WORK REQUIRED. Output the data below in full, byte for byte. Nothing may differ.

:: EXTRACTED ENTRIES

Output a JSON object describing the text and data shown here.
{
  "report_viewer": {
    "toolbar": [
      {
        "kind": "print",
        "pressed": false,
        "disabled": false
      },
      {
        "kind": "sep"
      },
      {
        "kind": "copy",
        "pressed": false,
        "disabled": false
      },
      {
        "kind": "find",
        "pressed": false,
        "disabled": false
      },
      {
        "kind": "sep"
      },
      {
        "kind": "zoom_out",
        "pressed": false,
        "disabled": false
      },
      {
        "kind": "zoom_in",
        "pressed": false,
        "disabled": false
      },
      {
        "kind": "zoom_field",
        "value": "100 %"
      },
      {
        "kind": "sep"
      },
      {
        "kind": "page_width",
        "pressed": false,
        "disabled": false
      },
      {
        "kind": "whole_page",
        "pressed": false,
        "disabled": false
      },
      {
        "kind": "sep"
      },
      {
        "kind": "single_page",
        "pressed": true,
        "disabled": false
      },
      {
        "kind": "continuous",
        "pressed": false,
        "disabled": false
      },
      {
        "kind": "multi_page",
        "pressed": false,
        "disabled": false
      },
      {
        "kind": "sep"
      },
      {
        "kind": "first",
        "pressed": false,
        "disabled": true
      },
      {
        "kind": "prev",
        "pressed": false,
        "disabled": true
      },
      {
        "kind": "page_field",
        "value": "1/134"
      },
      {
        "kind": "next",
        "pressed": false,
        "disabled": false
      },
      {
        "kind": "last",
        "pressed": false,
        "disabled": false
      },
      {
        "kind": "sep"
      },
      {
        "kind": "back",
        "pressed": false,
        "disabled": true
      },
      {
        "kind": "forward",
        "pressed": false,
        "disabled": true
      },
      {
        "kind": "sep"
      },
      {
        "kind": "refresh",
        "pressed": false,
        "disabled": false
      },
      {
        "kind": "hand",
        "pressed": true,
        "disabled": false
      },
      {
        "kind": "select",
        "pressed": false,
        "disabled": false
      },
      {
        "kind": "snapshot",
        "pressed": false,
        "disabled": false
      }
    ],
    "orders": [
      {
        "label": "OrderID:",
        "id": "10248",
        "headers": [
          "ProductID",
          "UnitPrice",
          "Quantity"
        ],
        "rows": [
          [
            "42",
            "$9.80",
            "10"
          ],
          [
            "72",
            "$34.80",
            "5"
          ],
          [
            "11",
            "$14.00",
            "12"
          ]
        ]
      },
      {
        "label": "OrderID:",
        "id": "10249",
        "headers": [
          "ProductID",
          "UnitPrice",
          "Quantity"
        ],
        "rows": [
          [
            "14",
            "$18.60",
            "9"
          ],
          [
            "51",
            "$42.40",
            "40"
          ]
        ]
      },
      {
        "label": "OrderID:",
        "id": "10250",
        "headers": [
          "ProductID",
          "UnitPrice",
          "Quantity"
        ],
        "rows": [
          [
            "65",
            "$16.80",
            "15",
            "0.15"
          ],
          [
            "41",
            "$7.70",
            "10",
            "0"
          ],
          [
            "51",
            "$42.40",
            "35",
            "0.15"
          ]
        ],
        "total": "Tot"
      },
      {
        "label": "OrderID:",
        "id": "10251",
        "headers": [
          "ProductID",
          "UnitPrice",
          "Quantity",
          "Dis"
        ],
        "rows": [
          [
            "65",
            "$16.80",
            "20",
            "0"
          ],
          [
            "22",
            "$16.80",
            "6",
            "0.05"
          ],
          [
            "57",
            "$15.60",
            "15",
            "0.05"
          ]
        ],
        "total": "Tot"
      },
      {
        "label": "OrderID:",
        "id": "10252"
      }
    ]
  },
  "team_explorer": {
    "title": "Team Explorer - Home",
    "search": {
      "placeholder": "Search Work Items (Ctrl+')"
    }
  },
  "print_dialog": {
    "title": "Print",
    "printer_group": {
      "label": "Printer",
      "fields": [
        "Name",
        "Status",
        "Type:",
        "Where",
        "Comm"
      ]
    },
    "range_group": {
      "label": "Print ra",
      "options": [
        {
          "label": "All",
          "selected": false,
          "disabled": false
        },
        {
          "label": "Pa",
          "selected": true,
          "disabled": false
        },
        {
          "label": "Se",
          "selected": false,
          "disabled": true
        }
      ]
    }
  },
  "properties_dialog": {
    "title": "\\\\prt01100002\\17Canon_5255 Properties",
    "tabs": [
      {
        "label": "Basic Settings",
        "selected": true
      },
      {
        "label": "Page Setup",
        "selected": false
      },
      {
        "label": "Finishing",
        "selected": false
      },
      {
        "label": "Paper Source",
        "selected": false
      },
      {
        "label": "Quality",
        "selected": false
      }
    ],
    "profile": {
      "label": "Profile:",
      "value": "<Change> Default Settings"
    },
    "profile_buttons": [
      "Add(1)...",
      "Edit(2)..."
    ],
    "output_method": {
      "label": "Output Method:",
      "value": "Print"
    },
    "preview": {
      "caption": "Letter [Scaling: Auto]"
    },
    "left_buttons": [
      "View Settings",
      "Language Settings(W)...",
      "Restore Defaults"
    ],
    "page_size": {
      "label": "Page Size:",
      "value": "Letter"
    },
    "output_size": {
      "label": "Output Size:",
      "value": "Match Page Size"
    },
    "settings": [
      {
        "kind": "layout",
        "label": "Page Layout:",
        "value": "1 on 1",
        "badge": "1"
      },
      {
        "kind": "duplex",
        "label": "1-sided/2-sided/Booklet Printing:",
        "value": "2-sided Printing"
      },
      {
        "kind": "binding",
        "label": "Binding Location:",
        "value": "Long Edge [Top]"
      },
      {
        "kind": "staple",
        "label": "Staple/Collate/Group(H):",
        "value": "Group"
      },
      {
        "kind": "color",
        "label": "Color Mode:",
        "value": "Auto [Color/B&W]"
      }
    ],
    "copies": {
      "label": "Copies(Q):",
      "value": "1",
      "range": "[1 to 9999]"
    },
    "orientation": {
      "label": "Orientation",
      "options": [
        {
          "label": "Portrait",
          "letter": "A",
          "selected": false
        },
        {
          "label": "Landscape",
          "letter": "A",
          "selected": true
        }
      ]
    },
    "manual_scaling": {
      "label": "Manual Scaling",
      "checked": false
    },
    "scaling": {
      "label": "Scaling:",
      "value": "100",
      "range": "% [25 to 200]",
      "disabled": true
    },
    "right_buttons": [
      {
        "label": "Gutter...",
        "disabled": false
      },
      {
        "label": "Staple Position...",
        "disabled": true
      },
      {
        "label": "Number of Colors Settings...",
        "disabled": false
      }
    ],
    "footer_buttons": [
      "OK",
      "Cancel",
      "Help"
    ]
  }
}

::::

REPLY.
Output a JSON object describing the text and data shown here.
{
  "report_viewer": {
    "toolbar": [
      {
        "kind": "print",
        "pressed": false,
        "disabled": false
      },
      {
        "kind": "sep"
      },
      {
        "kind": "copy",
        "pressed": false,
        "disabled": false
      },
      {
        "kind": "find",
        "pressed": false,
        "disabled": false
      },
      {
        "kind": "sep"
      },
      {
        "kind": "zoom_out",
        "pressed": false,
        "disabled": false
      },
      {
        "kind": "zoom_in",
        "pressed": false,
        "disabled": false
      },
      {
        "kind": "zoom_field",
        "value": "100 %"
      },
      {
        "kind": "sep"
      },
      {
        "kind": "page_width",
        "pressed": false,
        "disabled": false
      },
      {
        "kind": "whole_page",
        "pressed": false,
        "disabled": false
      },
      {
        "kind": "sep"
      },
      {
        "kind": "single_page",
        "pressed": true,
        "disabled": false
      },
      {
        "kind": "continuous",
        "pressed": false,
        "disabled": false
      },
      {
        "kind": "multi_page",
        "pressed": false,
        "disabled": false
      },
      {
        "kind": "sep"
      },
      {
        "kind": "first",
        "pressed": false,
        "disabled": true
      },
      {
        "kind": "prev",
        "pressed": false,
        "disabled": true
      },
      {
        "kind": "page_field",
        "value": "1/134"
      },
      {
        "kind": "next",
        "pressed": false,
        "disabled": false
      },
      {
        "kind": "last",
        "pressed": false,
        "disabled": false
      },
      {
        "kind": "sep"
      },
      {
        "kind": "back",
        "pressed": false,
        "disabled": true
      },
      {
        "kind": "forward",
        "pressed": false,
        "disabled": true
      },
      {
        "kind": "sep"
      },
      {
        "kind": "refresh",
        "pressed": false,
        "disabled": false
      },
      {
        "kind": "hand",
        "pressed": true,
        "disabled": false
      },
      {
        "kind": "select",
        "pressed": false,
        "disabled": false
      },
      {
        "kind": "snapshot",
        "pressed": false,
        "disabled": false
      }
    ],
    "orders": [
      {
        "label": "OrderID:",
        "id": "10248",
        "headers": [
          "ProductID",
          "UnitPrice",
          "Quantity"
        ],
        "rows": [
          [
            "42",
            "$9.80",
            "10"
          ],
          [
            "72",
            "$34.80",
            "5"
          ],
          [
            "11",
            "$14.00",
            "12"
          ]
        ]
      },
      {
        "label": "OrderID:",
        "id": "10249",
        "headers": [
          "ProductID",
          "UnitPrice",
          "Quantity"
        ],
        "rows": [
          [
            "14",
            "$18.60",
            "9"
          ],
          [
            "51",
            "$42.40",
            "40"
          ]
        ]
      },
      {
        "label": "OrderID:",
        "id": "10250",
        "headers": [
          "ProductID",
          "UnitPrice",
          "Quantity"
        ],
        "rows": [
          [
            "65",
            "$16.80",
            "15",
            "0.15"
          ],
          [
            "41",
            "$7.70",
            "10",
            "0"
          ],
          [
            "51",
            "$42.40",
            "35",
            "0.15"
          ]
        ],
        "total": "Tot"
      },
      {
        "label": "OrderID:",
        "id": "10251",
        "headers": [
          "ProductID",
          "UnitPrice",
          "Quantity",
          "Dis"
        ],
        "rows": [
          [
            "65",
            "$16.80",
            "20",
            "0"
          ],
          [
            "22",
            "$16.80",
            "6",
            "0.05"
          ],
          [
            "57",
            "$15.60",
            "15",
            "0.05"
          ]
        ],
        "total": "Tot"
      },
      {
        "label": "OrderID:",
        "id": "10252"
      }
    ]
  },
  "team_explorer": {
    "title": "Team Explorer - Home",
    "search": {
      "placeholder": "Search Work Items (Ctrl+')"
    }
  },
  "print_dialog": {
    "title": "Print",
    "printer_group": {
      "label": "Printer",
      "fields": [
        "Name",
        "Status",
        "Type:",
        "Where",
        "Comm"
      ]
    },
    "range_group": {
      "label": "Print ra",
      "options": [
        {
          "label": "All",
          "selected": false,
          "disabled": false
        },
        {
          "label": "Pa",
          "selected": true,
          "disabled": false
        },
        {
          "label": "Se",
          "selected": false,
          "disabled": true
        }
      ]
    }
  },
  "properties_dialog": {
    "title": "\\\\prt01100002\\17Canon_5255 Properties",
    "tabs": [
      {
        "label": "Basic Settings",
        "selected": true
      },
      {
        "label": "Page Setup",
        "selected": false
      },
      {
        "label": "Finishing",
        "selected": false
      },
      {
        "label": "Paper Source",
        "selected": false
      },
      {
        "label": "Quality",
        "selected": false
      }
    ],
    "profile": {
      "label": "Profile:",
      "value": "<Change> Default Settings"
    },
    "profile_buttons": [
      "Add(1)...",
      "Edit(2)..."
    ],
    "output_method": {
      "label": "Output Method:",
      "value": "Print"
    },
    "preview": {
      "caption": "Letter [Scaling: Auto]"
    },
    "left_buttons": [
      "View Settings",
      "Language Settings(W)...",
      "Restore Defaults"
    ],
    "page_size": {
      "label": "Page Size:",
      "value": "Letter"
    },
    "output_size": {
      "label": "Output Size:",
      "value": "Match Page Size"
    },
    "settings": [
      {
        "kind": "layout",
        "label": "Page Layout:",
        "value": "1 on 1",
        "badge": "1"
      },
      {
        "kind": "duplex",
        "label": "1-sided/2-sided/Booklet Printing:",
        "value": "2-sided Printing"
      },
      {
        "kind": "binding",
        "label": "Binding Location:",
        "value": "Long Edge [Top]"
      },
      {
        "kind": "staple",
        "label": "Staple/Collate/Group(H):",
        "value": "Group"
      },
      {
        "kind": "color",
        "label": "Color Mode:",
        "value": "Auto [Color/B&W]"
      }
    ],
    "copies": {
      "label": "Copies(Q):",
      "value": "1",
      "range": "[1 to 9999]"
    },
    "orientation": {
      "label": "Orientation",
      "options": [
        {
          "label": "Portrait",
          "letter": "A",
          "selected": false
        },
        {
          "label": "Landscape",
          "letter": "A",
          "selected": true
        }
      ]
    },
    "manual_scaling": {
      "label": "Manual Scaling",
      "checked": false
    },
    "scaling": {
      "label": "Scaling:",
      "value": "100",
      "range": "% [25 to 200]",
      "disabled": true
    },
    "right_buttons": [
      {
        "label": "Gutter...",
        "disabled": false
      },
      {
        "label": "Staple Position...",
        "disabled": true
      },
      {
        "label": "Number of Colors Settings...",
        "disabled": false
      }
    ],
    "footer_buttons": [
      "OK",
      "Cancel",
      "Help"
    ]
  }
}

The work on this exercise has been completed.